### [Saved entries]
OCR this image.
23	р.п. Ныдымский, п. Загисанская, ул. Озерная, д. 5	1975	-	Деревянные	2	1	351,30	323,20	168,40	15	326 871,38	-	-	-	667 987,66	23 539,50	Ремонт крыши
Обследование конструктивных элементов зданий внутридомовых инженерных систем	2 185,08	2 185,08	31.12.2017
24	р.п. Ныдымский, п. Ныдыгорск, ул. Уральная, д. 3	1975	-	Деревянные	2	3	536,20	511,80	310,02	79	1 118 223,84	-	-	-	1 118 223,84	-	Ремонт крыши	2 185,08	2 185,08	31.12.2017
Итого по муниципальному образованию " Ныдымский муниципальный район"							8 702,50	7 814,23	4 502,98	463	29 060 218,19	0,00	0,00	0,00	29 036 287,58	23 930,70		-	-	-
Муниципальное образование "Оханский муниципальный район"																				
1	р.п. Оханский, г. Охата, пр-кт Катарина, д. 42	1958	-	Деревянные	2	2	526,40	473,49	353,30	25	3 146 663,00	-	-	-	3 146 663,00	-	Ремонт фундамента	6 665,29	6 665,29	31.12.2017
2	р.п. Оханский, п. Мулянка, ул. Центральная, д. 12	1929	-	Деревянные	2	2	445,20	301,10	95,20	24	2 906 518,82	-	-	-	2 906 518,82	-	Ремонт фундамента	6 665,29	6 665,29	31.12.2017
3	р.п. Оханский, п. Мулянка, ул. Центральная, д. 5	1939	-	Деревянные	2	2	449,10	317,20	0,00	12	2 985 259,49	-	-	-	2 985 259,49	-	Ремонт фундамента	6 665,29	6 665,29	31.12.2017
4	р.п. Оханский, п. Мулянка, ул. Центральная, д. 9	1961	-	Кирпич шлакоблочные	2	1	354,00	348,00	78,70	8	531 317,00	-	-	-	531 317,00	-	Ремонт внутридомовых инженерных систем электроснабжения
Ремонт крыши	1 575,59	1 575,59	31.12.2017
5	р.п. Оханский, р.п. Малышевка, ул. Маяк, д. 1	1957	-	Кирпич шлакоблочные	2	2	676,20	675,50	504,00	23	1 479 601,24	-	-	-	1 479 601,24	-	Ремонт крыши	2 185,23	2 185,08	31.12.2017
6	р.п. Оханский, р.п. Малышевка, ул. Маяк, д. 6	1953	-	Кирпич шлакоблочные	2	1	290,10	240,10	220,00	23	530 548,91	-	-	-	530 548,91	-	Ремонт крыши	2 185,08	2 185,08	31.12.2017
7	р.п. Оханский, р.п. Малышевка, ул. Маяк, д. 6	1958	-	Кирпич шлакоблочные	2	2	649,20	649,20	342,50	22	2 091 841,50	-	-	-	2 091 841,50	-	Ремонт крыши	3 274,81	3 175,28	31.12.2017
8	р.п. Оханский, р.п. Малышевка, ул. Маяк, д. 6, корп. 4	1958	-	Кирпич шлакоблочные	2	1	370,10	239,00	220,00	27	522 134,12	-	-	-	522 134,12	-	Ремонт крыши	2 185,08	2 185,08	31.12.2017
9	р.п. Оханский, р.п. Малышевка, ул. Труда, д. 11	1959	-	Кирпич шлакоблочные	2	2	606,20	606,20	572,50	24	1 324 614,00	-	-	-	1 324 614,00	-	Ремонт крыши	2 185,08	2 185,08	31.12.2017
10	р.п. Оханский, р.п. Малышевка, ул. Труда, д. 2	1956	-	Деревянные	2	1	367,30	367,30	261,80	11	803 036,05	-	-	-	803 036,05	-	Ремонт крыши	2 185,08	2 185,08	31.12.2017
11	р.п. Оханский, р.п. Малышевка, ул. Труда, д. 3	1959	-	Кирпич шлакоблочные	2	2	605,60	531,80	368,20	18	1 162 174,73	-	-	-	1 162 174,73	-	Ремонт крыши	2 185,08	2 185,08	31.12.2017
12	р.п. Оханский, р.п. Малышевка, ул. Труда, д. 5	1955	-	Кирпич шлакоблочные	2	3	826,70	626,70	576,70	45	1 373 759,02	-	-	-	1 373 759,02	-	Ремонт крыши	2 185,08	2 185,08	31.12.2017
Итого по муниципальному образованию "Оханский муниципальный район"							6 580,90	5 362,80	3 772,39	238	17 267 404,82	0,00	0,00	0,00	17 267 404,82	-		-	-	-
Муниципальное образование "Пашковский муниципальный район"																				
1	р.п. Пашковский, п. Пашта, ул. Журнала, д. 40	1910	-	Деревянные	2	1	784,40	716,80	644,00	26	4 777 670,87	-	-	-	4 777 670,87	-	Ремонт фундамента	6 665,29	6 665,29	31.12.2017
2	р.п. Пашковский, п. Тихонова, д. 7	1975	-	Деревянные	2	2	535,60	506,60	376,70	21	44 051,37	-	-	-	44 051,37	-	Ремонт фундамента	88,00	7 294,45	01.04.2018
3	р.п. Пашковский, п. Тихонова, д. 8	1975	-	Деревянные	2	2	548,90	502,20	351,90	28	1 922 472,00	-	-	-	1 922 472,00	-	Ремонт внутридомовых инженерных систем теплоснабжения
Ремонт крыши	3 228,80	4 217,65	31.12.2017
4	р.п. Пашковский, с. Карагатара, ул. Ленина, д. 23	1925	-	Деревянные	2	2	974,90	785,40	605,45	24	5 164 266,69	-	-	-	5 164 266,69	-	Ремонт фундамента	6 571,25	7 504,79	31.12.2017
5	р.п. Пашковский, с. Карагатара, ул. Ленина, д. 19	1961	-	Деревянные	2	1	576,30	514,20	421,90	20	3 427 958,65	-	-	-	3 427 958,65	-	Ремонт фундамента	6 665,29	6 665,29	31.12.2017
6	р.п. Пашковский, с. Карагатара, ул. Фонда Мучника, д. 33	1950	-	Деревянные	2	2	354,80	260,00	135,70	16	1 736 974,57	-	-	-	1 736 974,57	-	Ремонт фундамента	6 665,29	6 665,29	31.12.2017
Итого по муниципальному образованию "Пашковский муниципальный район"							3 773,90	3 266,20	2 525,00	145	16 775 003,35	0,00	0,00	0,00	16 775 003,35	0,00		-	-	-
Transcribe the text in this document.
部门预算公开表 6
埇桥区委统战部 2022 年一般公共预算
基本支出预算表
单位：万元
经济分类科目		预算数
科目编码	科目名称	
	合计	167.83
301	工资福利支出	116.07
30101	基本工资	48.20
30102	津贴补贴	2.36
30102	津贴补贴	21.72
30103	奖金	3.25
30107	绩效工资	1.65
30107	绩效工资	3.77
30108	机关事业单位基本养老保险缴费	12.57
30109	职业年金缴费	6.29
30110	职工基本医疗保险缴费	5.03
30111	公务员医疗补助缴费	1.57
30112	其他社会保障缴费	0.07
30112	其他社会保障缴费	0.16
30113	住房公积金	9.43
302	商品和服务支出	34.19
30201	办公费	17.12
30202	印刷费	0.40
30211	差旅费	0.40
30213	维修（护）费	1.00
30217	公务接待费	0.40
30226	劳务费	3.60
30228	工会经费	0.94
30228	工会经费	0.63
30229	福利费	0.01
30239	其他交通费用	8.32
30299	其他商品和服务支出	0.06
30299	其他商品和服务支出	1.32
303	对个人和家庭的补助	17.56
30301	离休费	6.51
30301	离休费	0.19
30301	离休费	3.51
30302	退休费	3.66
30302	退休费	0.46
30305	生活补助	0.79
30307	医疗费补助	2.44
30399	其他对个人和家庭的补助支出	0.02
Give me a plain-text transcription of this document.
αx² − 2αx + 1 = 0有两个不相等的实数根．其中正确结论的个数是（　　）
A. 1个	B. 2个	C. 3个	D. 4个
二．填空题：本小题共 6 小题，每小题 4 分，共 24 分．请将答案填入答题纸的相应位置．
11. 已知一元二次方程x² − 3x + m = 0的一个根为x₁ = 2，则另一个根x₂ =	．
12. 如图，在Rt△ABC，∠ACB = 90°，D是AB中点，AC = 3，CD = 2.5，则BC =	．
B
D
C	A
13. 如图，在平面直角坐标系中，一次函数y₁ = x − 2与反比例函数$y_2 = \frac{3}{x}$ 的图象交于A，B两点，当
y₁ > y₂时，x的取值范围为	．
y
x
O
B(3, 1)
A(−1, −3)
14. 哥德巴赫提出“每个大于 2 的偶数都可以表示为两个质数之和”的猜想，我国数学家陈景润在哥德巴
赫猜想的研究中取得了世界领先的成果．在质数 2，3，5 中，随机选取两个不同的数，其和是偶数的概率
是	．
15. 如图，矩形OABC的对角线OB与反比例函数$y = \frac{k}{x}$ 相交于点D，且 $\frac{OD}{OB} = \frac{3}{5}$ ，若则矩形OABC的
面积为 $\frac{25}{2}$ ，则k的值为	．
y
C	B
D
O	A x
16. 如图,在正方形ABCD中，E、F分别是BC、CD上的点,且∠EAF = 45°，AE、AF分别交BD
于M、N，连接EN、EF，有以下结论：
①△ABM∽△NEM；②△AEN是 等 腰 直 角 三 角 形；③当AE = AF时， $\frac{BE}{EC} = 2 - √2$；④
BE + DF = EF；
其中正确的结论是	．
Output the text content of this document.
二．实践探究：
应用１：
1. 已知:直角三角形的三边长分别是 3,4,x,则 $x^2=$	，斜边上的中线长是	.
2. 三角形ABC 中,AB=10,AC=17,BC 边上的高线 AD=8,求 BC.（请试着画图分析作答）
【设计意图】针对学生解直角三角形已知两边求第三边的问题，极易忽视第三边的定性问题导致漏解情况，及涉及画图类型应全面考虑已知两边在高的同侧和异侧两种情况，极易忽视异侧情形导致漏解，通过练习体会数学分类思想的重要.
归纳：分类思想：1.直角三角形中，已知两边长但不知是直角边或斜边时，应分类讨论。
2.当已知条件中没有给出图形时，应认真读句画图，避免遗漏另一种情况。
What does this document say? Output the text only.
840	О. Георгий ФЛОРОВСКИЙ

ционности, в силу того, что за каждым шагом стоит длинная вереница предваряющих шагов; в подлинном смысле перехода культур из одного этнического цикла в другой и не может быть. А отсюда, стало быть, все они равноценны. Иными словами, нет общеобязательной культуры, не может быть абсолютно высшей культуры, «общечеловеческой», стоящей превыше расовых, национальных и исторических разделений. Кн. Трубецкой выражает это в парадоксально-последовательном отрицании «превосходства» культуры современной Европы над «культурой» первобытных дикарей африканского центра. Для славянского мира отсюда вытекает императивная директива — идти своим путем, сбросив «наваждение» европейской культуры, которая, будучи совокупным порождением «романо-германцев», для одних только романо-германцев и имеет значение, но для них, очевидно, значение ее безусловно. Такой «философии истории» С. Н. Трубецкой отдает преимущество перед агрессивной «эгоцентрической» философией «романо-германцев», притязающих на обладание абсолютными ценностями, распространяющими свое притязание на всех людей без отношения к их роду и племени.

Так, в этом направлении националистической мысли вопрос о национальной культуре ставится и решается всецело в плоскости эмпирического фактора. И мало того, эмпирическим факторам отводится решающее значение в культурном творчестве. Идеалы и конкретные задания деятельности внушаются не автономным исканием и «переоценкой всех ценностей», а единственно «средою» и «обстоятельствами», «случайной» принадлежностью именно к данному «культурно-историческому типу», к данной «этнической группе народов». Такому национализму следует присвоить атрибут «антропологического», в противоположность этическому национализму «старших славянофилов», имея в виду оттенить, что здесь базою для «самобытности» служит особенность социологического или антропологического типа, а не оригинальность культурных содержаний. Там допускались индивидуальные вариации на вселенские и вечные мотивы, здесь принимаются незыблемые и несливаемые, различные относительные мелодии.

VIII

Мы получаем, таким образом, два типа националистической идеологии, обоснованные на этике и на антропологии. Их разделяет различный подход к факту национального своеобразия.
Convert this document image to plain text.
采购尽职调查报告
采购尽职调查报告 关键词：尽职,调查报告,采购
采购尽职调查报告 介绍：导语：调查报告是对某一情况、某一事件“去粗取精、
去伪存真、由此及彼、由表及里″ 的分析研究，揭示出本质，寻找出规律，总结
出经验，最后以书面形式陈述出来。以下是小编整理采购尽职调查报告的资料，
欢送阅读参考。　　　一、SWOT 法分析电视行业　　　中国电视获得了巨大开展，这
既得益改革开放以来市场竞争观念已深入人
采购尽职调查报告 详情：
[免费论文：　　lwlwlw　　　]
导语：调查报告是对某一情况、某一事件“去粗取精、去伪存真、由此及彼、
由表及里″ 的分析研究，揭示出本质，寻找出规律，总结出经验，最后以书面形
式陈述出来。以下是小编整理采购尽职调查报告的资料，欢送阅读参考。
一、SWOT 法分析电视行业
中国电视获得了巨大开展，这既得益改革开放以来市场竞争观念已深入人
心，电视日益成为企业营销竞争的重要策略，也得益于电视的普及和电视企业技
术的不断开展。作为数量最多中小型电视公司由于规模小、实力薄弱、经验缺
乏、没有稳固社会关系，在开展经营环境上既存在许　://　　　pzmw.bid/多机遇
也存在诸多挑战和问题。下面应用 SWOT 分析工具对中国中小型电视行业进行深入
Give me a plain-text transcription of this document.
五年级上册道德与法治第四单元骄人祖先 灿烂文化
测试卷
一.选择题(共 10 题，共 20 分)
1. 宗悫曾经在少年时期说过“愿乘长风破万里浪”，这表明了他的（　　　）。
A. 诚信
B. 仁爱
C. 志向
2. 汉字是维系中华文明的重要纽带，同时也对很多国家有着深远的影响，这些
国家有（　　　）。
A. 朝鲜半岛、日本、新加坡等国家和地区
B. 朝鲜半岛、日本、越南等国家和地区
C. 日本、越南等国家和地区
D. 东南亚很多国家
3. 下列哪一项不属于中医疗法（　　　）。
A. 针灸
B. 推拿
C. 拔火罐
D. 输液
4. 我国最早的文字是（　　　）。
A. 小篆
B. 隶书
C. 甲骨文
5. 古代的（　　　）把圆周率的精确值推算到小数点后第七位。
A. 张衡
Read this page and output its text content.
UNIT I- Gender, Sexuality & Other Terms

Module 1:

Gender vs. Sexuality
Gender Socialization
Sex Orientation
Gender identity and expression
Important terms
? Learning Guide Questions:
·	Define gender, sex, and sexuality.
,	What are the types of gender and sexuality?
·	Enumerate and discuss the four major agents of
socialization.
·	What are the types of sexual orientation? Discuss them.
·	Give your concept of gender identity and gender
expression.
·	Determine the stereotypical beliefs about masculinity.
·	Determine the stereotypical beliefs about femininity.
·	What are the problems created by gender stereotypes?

### [Exercise instructions]
Consider the entries above and return each line with the string "Муниципальное".

### [Reply]
Муниципальное образование "Оханский муниципальный район"																				
Муниципальное образование "Пашковский муниципальный район"																				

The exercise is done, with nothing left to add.